[Stored data]
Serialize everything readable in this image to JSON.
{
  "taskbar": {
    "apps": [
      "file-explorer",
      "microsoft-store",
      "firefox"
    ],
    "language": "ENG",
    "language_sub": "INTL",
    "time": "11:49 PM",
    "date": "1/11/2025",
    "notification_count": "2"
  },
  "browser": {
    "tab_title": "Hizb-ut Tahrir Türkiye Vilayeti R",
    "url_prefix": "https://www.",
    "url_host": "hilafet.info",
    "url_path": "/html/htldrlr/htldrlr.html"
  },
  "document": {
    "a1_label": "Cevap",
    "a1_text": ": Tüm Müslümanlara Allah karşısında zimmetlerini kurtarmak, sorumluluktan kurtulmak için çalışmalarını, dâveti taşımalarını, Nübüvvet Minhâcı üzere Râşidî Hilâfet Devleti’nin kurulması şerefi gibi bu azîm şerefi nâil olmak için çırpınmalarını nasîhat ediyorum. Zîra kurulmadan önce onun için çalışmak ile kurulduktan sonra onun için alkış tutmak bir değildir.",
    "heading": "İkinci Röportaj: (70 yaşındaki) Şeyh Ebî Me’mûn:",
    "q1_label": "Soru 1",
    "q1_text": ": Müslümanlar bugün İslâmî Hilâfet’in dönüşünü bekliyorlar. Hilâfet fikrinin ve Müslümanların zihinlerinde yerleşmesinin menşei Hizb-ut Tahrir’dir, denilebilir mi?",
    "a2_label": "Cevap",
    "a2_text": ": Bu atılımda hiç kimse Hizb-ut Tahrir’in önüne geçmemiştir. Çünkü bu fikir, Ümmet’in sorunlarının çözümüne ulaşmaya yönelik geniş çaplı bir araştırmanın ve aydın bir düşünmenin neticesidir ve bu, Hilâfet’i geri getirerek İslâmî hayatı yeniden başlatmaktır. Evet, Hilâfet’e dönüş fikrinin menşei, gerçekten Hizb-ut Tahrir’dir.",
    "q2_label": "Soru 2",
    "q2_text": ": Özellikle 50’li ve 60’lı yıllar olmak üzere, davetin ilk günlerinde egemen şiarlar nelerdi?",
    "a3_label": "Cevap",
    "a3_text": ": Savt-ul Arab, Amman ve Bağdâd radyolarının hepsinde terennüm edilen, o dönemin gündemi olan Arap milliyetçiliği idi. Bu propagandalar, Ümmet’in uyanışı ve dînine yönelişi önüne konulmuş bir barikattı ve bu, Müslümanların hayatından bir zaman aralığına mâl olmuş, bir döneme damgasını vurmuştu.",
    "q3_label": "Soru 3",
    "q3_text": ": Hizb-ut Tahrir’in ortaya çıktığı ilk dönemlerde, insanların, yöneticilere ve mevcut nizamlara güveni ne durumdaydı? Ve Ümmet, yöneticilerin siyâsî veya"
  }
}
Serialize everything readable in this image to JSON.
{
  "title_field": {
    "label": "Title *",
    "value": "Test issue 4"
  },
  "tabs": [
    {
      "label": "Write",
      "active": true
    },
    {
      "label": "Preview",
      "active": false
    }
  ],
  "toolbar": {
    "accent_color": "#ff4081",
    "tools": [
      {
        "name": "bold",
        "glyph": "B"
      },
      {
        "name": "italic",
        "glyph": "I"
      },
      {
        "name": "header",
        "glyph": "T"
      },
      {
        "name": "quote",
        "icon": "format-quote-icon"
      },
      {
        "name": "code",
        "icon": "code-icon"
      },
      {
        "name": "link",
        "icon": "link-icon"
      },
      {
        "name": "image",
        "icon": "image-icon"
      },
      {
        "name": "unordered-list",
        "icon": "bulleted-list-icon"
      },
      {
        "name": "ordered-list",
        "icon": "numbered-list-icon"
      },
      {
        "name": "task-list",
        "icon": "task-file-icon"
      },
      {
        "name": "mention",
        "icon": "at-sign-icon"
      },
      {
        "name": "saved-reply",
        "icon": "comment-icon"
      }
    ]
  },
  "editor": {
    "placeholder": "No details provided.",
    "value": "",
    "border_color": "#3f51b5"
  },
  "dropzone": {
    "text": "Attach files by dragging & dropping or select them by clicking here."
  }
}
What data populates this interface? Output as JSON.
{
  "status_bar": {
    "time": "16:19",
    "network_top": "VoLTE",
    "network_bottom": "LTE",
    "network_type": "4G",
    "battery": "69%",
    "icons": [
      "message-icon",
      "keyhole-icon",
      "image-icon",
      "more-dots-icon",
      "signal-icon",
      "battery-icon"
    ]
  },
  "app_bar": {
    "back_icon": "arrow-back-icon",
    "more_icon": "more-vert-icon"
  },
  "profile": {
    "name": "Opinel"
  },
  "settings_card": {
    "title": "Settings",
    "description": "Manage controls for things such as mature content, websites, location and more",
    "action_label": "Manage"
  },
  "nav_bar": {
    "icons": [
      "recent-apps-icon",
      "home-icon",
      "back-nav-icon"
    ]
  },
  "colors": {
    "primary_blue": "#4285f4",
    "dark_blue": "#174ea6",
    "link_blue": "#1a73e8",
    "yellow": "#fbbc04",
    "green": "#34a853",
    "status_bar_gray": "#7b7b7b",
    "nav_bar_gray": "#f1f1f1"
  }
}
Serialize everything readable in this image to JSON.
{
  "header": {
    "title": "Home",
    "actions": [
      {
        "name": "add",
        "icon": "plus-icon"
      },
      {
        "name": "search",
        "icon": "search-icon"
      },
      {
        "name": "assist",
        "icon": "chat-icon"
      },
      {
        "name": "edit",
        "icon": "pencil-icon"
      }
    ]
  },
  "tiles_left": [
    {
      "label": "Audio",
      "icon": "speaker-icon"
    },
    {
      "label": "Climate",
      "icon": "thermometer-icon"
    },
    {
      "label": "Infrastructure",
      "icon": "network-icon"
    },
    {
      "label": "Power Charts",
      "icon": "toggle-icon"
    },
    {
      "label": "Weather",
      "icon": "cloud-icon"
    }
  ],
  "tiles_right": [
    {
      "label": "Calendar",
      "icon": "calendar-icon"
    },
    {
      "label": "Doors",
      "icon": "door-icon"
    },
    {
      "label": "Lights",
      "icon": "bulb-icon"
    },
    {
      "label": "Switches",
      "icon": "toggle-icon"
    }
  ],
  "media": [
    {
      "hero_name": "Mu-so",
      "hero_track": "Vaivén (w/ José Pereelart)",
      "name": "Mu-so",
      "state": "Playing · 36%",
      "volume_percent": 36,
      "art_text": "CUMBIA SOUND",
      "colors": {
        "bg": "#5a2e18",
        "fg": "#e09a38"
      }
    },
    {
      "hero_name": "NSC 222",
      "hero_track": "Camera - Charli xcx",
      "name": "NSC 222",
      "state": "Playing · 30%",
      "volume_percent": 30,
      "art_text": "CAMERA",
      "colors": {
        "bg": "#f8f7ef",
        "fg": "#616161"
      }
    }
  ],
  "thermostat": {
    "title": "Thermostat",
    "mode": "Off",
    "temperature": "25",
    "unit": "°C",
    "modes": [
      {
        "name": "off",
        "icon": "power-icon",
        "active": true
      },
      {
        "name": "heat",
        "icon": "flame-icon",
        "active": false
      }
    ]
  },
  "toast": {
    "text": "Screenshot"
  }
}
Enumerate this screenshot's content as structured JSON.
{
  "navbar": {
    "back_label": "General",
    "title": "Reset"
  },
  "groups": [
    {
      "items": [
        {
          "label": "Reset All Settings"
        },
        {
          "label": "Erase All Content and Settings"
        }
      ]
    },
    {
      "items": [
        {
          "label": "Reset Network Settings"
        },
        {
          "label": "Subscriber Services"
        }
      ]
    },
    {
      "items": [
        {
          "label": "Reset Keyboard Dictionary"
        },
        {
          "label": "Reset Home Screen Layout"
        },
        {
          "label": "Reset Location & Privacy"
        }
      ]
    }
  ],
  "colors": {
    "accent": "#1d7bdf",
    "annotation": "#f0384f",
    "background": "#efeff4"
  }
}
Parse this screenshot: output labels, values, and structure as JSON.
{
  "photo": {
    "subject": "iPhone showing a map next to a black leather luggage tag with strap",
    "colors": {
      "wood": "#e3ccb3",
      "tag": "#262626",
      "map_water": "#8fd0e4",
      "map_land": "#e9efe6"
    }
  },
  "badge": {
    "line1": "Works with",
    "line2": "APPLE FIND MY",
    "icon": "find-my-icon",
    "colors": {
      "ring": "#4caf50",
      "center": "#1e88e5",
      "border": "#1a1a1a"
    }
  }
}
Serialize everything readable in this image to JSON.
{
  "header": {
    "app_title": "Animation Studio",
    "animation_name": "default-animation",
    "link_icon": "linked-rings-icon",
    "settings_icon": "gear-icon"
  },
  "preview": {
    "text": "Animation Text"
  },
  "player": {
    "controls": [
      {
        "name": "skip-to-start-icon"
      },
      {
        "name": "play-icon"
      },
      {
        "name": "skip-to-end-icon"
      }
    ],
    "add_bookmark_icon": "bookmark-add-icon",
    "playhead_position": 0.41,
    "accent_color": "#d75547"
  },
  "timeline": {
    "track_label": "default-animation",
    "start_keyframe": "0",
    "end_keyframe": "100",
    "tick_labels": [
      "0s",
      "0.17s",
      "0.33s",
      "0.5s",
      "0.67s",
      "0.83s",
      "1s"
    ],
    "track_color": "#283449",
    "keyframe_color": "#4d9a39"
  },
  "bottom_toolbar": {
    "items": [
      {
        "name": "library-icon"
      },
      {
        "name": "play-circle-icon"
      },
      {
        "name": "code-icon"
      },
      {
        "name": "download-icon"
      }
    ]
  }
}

# [WRITTEN PROBLEM]
Copy every line that contains the string "list".

# [TASK SOLUTION]
        "name": "unordered-list",
        "icon": "bulleted-list-icon"
        "name": "ordered-list",
        "icon": "numbered-list-icon"
        "name": "task-list",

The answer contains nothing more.